▶ **Stated goal**:
Filter out everything except lines holding "true".

-- start of Information given --

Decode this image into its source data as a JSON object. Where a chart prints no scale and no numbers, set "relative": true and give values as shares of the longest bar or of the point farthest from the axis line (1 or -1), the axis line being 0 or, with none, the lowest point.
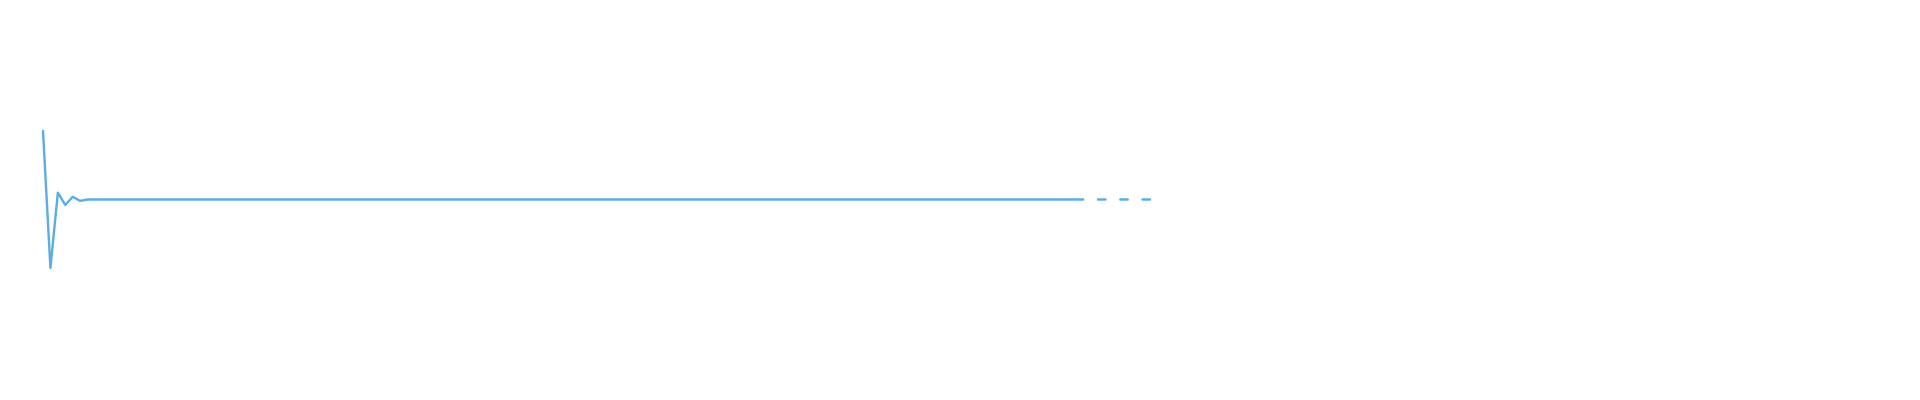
{
  "chart_data": {
    "type": "line",
    "relative": true,
    "categories": [
      null,
      null,
      null,
      null,
      null,
      null,
      null,
      null,
      null,
      null,
      null,
      null,
      null,
      null,
      null,
      null,
      null,
      null,
      null,
      null,
      null,
      null,
      null,
      null,
      null,
      null,
      null,
      null,
      null,
      null,
      null,
      null,
      null,
      null,
      null,
      null,
      null,
      null,
      null,
      null,
      null,
      null,
      null,
      null,
      null,
      null,
      null,
      null,
      null,
      null,
      null,
      null,
      null,
      null,
      null,
      null,
      null,
      null,
      null,
      null,
      null,
      null,
      null,
      null,
      null,
      null,
      null,
      null,
      null,
      null,
      null,
      null,
      null,
      null,
      null,
      null,
      null,
      null,
      null,
      null,
      null,
      null,
      null,
      null,
      null,
      null,
      null,
      null,
      null,
      null,
      null,
      null,
      null,
      null,
      null,
      null,
      null,
      null,
      null,
      null,
      null,
      null,
      null,
      null,
      null,
      null,
      null,
      null,
      null,
      null,
      null,
      null,
      null,
      null,
      null,
      null,
      null,
      null,
      null,
      null,
      null,
      null,
      null,
      null,
      null,
      null,
      null,
      null,
      null,
      null,
      null,
      null,
      null,
      null,
      null,
      null,
      null,
      null,
      null,
      null,
      null,
      null,
      null,
      null,
      null,
      null,
      null,
      null,
      null,
      null
    ],
    "series": [
      {
        "color": "#5dade2",
        "values": [
          1,
          0,
          0.55,
          0.46,
          0.52,
          0.49,
          0.5,
          0.5,
          0.5,
          0.5,
          0.5,
          0.5,
          0.5,
          0.5,
          0.5,
          0.5,
          0.5,
          0.5,
          0.5,
          0.5,
          0.5,
          0.5,
          0.5,
          0.5,
          0.5,
          0.5,
          0.5,
          0.5,
          0.5,
          0.5,
          0.5,
          0.5,
          0.5,
          0.5,
          0.5,
          0.5,
          0.5,
          0.5,
          0.5,
          0.5,
          0.5,
          0.5,
          0.5,
          0.5,
          0.5,
          0.5,
          0.5,
          0.5,
          0.5,
          0.5,
          0.5,
          0.5,
          0.5,
          0.5,
          0.5,
          0.5,
          0.5,
          0.5,
          0.5,
          0.5,
          0.5,
          0.5,
          0.5,
          0.5,
          0.5,
          0.5,
          0.5,
          0.5,
          0.5,
          0.5,
          0.5,
          0.5,
          0.5,
          0.5,
          0.5,
          0.5,
          0.5,
          0.5,
          0.5,
          0.5,
          0.5,
          0.5,
          0.5,
          0.5,
          0.5,
          0.5,
          0.5,
          0.5,
          0.5,
          0.5,
          0.5,
          0.5,
          0.5,
          0.5,
          0.5,
          0.5,
          0.5,
          0.5,
          0.5,
          0.5,
          0.5,
          0.5,
          0.5,
          0.5,
          0.5,
          0.5,
          0.5,
          0.5,
          0.5,
          0.5,
          0.5,
          0.5,
          0.5,
          0.5,
          0.5,
          0.5,
          0.5,
          0.5,
          0.5,
          0.5,
          0.5,
          0.5,
          0.5,
          0.5,
          0.5,
          0.5,
          0.5,
          0.5,
          0.5,
          0.5,
          0.5,
          0.5,
          0.5,
          0.5,
          0.5,
          0.5,
          0.5,
          0.5,
          0.5,
          0.5,
          0.5,
          null,
          0.5,
          0.5,
          null,
          0.5,
          0.5,
          null,
          0.5,
          0.5
        ]
      }
    ]
  }
}
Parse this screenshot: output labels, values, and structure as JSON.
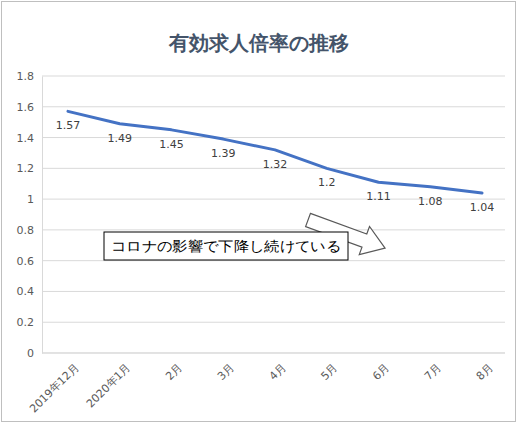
{
  "chart_data": {
    "type": "line",
    "title": "有効求人倍率の推移",
    "categories": [
      "2019年12月",
      "2020年1月",
      "2月",
      "3月",
      "4月",
      "5月",
      "6月",
      "7月",
      "8月"
    ],
    "values": [
      1.57,
      1.49,
      1.45,
      1.39,
      1.32,
      1.2,
      1.11,
      1.08,
      1.04
    ],
    "color": "#4472c4",
    "ylim": [
      0,
      1.8
    ],
    "yticks": [
      0,
      0.2,
      0.4,
      0.6,
      0.8,
      1,
      1.2,
      1.4,
      1.6,
      1.8
    ],
    "grid": true,
    "data_labels": true,
    "annotation": "コロナの影響で下降し続けている"
  }
}
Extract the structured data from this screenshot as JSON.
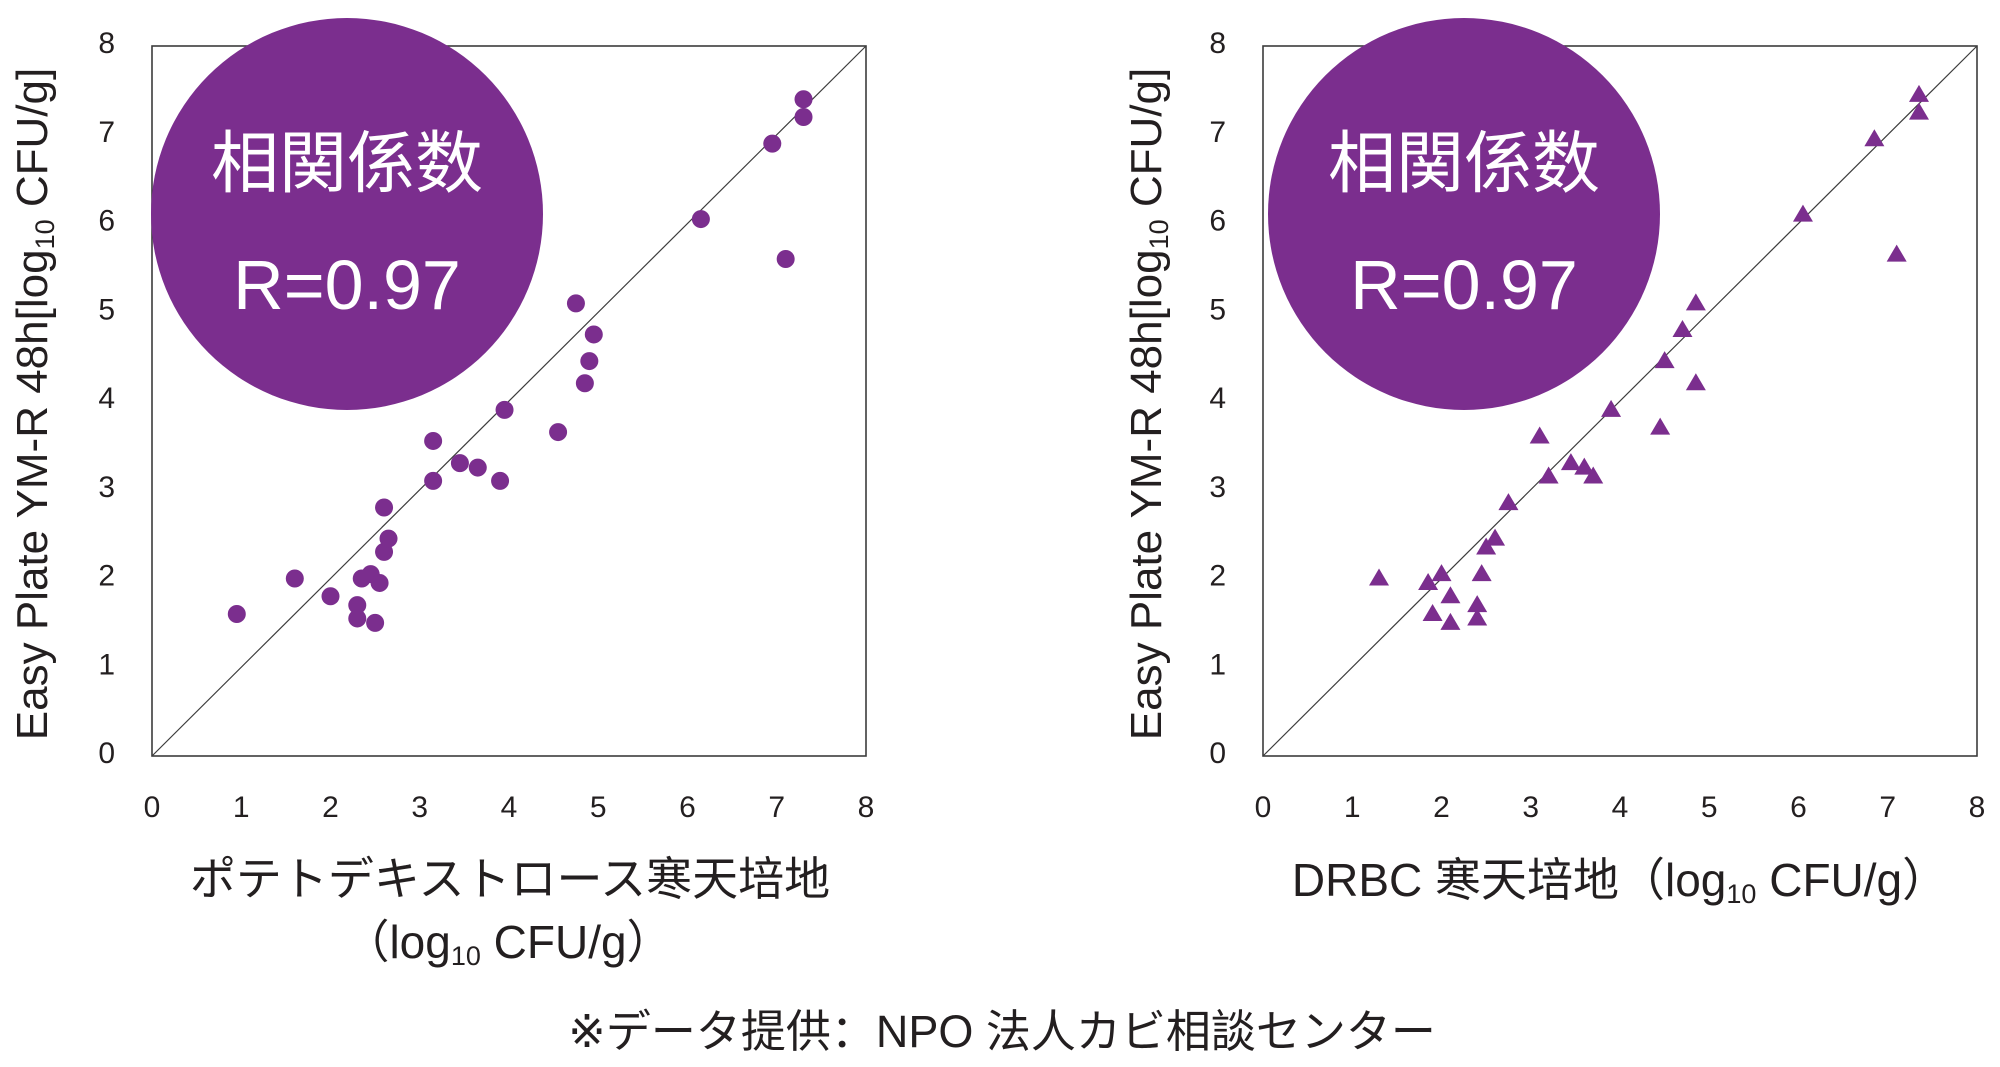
{
  "colors": {
    "accent": "#7b2e8e",
    "text": "#231f20",
    "frame": "#3c3c3c",
    "badge_text": "#ffffff"
  },
  "chart_data": [
    {
      "type": "scatter",
      "marker_shape": "circle",
      "color": "#7b2e8e",
      "xlabel": {
        "line1": "ポテトデキストロース寒天培地",
        "line2": {
          "text": "（log",
          "sub": "10",
          "tail": " CFU/g）"
        }
      },
      "ylabel": {
        "text": "Easy Plate YM-R 48h[log",
        "sub": "10",
        "tail": " CFU/g]"
      },
      "xlim": [
        0,
        8
      ],
      "ylim": [
        0,
        8
      ],
      "xticks": [
        0,
        1,
        2,
        3,
        4,
        5,
        6,
        7,
        8
      ],
      "yticks": [
        0,
        1,
        2,
        3,
        4,
        5,
        6,
        7,
        8
      ],
      "grid": false,
      "legend": false,
      "reference_line": {
        "x": [
          0,
          8
        ],
        "y": [
          0,
          8
        ]
      },
      "annotation": {
        "label": "相関係数",
        "value": "R=0.97"
      },
      "x": [
        0.95,
        1.6,
        2.0,
        2.3,
        2.3,
        2.35,
        2.45,
        2.5,
        2.55,
        2.6,
        2.65,
        2.6,
        3.15,
        3.15,
        3.45,
        3.65,
        3.9,
        3.95,
        4.55,
        4.75,
        4.85,
        4.9,
        4.95,
        6.15,
        6.95,
        7.1,
        7.3,
        7.3
      ],
      "y": [
        1.6,
        2.0,
        1.8,
        1.55,
        1.7,
        2.0,
        2.05,
        1.5,
        1.95,
        2.3,
        2.45,
        2.8,
        3.55,
        3.1,
        3.3,
        3.25,
        3.1,
        3.9,
        3.65,
        5.1,
        4.2,
        4.45,
        4.75,
        6.05,
        6.9,
        5.6,
        7.4,
        7.2
      ]
    },
    {
      "type": "scatter",
      "marker_shape": "triangle",
      "color": "#7b2e8e",
      "xlabel": {
        "text": "DRBC 寒天培地（log",
        "sub": "10",
        "tail": " CFU/g）"
      },
      "ylabel": {
        "text": "Easy Plate YM-R 48h[log",
        "sub": "10",
        "tail": " CFU/g]"
      },
      "xlim": [
        0,
        8
      ],
      "ylim": [
        0,
        8
      ],
      "xticks": [
        0,
        1,
        2,
        3,
        4,
        5,
        6,
        7,
        8
      ],
      "yticks": [
        0,
        1,
        2,
        3,
        4,
        5,
        6,
        7,
        8
      ],
      "grid": false,
      "legend": false,
      "reference_line": {
        "x": [
          0,
          8
        ],
        "y": [
          0,
          8
        ]
      },
      "annotation": {
        "label": "相関係数",
        "value": "R=0.97"
      },
      "x": [
        1.3,
        1.85,
        1.9,
        2.0,
        2.1,
        2.1,
        2.4,
        2.4,
        2.45,
        2.5,
        2.6,
        2.75,
        3.1,
        3.2,
        3.45,
        3.6,
        3.7,
        3.9,
        4.45,
        4.5,
        4.7,
        4.85,
        4.85,
        6.05,
        6.85,
        7.1,
        7.35,
        7.35
      ],
      "y": [
        2.0,
        1.95,
        1.6,
        2.05,
        1.8,
        1.5,
        1.55,
        1.7,
        2.05,
        2.35,
        2.45,
        2.85,
        3.6,
        3.15,
        3.3,
        3.25,
        3.15,
        3.9,
        3.7,
        4.45,
        4.8,
        5.1,
        4.2,
        6.1,
        6.95,
        5.65,
        7.45,
        7.25
      ]
    }
  ],
  "footer": {
    "note": "※データ提供：NPO 法人カビ相談センター"
  }
}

-- end of Information given --

▶ **Solution to the exercise**:
Decode this image into its source data as a JSON object. Where a chart prints no scale and no numbers, set "relative": true and give values as shares of the longest bar or of the point farthest from the axis line (1 or -1), the axis line being 0 or, with none, the lowest point.
    "relative": true,
    "grid": true,
    "data_labels": true,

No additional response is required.